In the excerpt on Ameriyah below, explain in one to three sentences why Abu Abed worries about what will happen when the Americans leave.

§ **DOCUMENT SEGMENT**:
________________________

The question is how healthy or sustainable that solution is. Abu Abed's relations with the Iraqi Army are noticeably cooler than with the Americans, and he worries about what will happen when they leave. "If the U.S. Army doesn't stay with us, we can't do anything," he says. The success in Ameriyah owes something to the fact that it's almost entirely Sunni now. Most Shiite neighborhoods, on the other hand, are still controlled by groups like the Mahdi Army, whose ceasefire has contributed greatly to the drop in attacks on U.S. troops but who are still feared by Baghdad's Sunnis.
The plan is not to create warlords in hundreds of little fiefdoms, but to gradually enlist the volunteers in Iraqi police and Army units, to be stationed at first in their own areas. U.S. commanders complain, though, that the Iraqi government has been deliberately dragging its feet on processing the volunteers. Sunni neighborhoods like Ameriyah have also been last in line to get municipal services—a few hours of electricity a day, and trash pickups so infrequent the place looks more like a slum than the bullet-riddled upper-middle-class area it actually is. When the locals were in open rebellion, that neglect may have been understandable. Now it's not, says Humadi, a senior adviser to Shiite vice president Adel Abdul Mahdi: "The Americans have done their part. But the Iraqis have not." (Last week the Iraqi government announced a new $900 million capital budget for Baghdad, double this year's.)

________________________

(Box coordinate listings)
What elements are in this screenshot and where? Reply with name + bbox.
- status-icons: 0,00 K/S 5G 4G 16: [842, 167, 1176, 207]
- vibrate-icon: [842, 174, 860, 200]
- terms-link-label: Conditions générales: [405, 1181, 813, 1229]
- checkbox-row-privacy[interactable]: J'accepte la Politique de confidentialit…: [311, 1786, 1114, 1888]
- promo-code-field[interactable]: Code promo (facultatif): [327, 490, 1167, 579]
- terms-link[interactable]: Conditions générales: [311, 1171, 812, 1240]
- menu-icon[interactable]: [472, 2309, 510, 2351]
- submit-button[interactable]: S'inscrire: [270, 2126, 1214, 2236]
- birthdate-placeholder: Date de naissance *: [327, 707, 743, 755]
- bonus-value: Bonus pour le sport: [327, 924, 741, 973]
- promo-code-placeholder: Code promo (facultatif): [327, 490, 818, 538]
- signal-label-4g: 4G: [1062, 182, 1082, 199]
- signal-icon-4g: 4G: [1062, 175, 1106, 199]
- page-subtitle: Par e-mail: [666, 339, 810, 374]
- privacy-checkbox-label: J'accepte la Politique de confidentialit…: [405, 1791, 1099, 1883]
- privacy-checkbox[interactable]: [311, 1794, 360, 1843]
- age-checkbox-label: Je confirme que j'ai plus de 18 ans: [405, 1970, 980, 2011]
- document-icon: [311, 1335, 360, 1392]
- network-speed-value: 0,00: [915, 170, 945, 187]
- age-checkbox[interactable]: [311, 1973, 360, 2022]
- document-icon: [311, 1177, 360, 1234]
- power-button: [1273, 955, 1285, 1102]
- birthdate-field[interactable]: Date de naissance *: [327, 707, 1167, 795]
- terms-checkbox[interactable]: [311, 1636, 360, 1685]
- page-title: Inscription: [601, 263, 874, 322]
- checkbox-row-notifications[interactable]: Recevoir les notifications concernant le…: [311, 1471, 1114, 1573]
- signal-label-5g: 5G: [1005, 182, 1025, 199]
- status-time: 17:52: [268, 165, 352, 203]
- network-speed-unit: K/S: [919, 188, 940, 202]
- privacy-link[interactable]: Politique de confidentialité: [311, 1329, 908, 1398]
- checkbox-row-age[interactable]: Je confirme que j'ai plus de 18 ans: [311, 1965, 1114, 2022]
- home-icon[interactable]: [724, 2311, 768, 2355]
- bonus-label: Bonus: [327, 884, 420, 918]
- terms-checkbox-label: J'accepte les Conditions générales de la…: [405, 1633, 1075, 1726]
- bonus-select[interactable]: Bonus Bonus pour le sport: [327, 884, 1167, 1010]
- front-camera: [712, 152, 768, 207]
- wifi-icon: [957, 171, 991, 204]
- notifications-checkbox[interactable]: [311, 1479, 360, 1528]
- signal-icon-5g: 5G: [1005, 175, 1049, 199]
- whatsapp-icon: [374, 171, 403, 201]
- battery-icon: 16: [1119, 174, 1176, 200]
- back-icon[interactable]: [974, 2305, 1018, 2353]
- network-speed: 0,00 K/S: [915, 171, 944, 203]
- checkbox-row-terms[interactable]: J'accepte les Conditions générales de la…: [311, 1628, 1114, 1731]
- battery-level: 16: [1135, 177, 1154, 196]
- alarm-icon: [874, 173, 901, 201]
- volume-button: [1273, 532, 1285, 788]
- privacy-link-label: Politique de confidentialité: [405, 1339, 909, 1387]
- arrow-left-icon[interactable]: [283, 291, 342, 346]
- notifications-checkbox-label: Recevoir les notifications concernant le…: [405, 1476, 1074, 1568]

________________________

§ **CORRECT RESULT**:
His relations with the Iraqi Army are noticeably cooler than his relations with the Americans. He says, "If the U.S. Army doesn't stay with us, we can't do anything."